---------- Data for this task ----------
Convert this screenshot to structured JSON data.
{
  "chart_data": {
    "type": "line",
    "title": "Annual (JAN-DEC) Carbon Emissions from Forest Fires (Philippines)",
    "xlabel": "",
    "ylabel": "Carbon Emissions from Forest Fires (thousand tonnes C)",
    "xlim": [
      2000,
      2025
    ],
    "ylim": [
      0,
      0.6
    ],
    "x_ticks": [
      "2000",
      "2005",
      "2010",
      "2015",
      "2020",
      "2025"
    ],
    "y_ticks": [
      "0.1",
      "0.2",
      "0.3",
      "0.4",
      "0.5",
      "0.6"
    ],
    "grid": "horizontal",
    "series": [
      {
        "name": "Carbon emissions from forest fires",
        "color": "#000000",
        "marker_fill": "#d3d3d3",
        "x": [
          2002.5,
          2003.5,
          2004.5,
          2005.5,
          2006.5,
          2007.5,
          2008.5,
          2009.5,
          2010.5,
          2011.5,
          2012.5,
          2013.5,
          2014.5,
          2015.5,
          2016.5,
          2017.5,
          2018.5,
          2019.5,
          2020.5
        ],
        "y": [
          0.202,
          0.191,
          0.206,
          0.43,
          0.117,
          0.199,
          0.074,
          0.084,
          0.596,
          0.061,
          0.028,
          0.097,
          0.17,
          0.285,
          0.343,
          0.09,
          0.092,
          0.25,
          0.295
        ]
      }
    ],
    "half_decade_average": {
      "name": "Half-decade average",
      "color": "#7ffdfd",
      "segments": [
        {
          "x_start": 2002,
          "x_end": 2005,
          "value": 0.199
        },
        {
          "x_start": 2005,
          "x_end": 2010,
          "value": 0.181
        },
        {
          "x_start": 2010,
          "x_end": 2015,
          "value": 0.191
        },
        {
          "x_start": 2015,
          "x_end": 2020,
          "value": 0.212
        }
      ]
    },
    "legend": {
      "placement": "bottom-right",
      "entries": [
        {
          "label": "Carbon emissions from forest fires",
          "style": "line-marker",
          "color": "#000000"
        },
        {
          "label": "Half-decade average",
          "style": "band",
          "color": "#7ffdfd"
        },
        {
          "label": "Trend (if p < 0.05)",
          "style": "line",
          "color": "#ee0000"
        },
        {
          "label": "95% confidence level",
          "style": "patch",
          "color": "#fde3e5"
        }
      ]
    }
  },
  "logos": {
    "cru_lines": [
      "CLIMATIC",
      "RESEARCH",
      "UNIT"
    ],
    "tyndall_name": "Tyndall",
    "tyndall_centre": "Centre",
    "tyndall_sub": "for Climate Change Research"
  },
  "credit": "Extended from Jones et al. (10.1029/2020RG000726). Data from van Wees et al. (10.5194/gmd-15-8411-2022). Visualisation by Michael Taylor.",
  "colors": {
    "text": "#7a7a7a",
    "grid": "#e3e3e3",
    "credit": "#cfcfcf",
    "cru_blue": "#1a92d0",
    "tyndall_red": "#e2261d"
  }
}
----------
Work required
Go through the listing above and restate it word for word.

Finished answer
Convert this screenshot to structured JSON data.
{
  "chart_data": {
    "type": "line",
    "title": "Annual (JAN-DEC) Carbon Emissions from Forest Fires (Philippines)",
    "xlabel": "",
    "ylabel": "Carbon Emissions from Forest Fires (thousand tonnes C)",
    "xlim": [
      2000,
      2025
    ],
    "ylim": [
      0,
      0.6
    ],
    "x_ticks": [
      "2000",
      "2005",
      "2010",
      "2015",
      "2020",
      "2025"
    ],
    "y_ticks": [
      "0.1",
      "0.2",
      "0.3",
      "0.4",
      "0.5",
      "0.6"
    ],
    "grid": "horizontal",
    "series": [
      {
        "name": "Carbon emissions from forest fires",
        "color": "#000000",
        "marker_fill": "#d3d3d3",
        "x": [
          2002.5,
          2003.5,
          2004.5,
          2005.5,
          2006.5,
          2007.5,
          2008.5,
          2009.5,
          2010.5,
          2011.5,
          2012.5,
          2013.5,
          2014.5,
          2015.5,
          2016.5,
          2017.5,
          2018.5,
          2019.5,
          2020.5
        ],
        "y": [
          0.202,
          0.191,
          0.206,
          0.43,
          0.117,
          0.199,
          0.074,
          0.084,
          0.596,
          0.061,
          0.028,
          0.097,
          0.17,
          0.285,
          0.343,
          0.09,
          0.092,
          0.25,
          0.295
        ]
      }
    ],
    "half_decade_average": {
      "name": "Half-decade average",
      "color": "#7ffdfd",
      "segments": [
        {
          "x_start": 2002,
          "x_end": 2005,
          "value": 0.199
        },
        {
          "x_start": 2005,
          "x_end": 2010,
          "value": 0.181
        },
        {
          "x_start": 2010,
          "x_end": 2015,
          "value": 0.191
        },
        {
          "x_start": 2015,
          "x_end": 2020,
          "value": 0.212
        }
      ]
    },
    "legend": {
      "placement": "bottom-right",
      "entries": [
        {
          "label": "Carbon emissions from forest fires",
          "style": "line-marker",
          "color": "#000000"
        },
        {
          "label": "Half-decade average",
          "style": "band",
          "color": "#7ffdfd"
        },
        {
          "label": "Trend (if p < 0.05)",
          "style": "line",
          "color": "#ee0000"
        },
        {
          "label": "95% confidence level",
          "style": "patch",
          "color": "#fde3e5"
        }
      ]
    }
  },
  "logos": {
    "cru_lines": [
      "CLIMATIC",
      "RESEARCH",
      "UNIT"
    ],
    "tyndall_name": "Tyndall",
    "tyndall_centre": "Centre",
    "tyndall_sub": "for Climate Change Research"
  },
  "credit": "Extended from Jones et al. (10.1029/2020RG000726). Data from van Wees et al. (10.5194/gmd-15-8411-2022). Visualisation by Michael Taylor.",
  "colors": {
    "text": "#7a7a7a",
    "grid": "#e3e3e3",
    "credit": "#cfcfcf",
    "cru_blue": "#1a92d0",
    "tyndall_red": "#e2261d"
  }
}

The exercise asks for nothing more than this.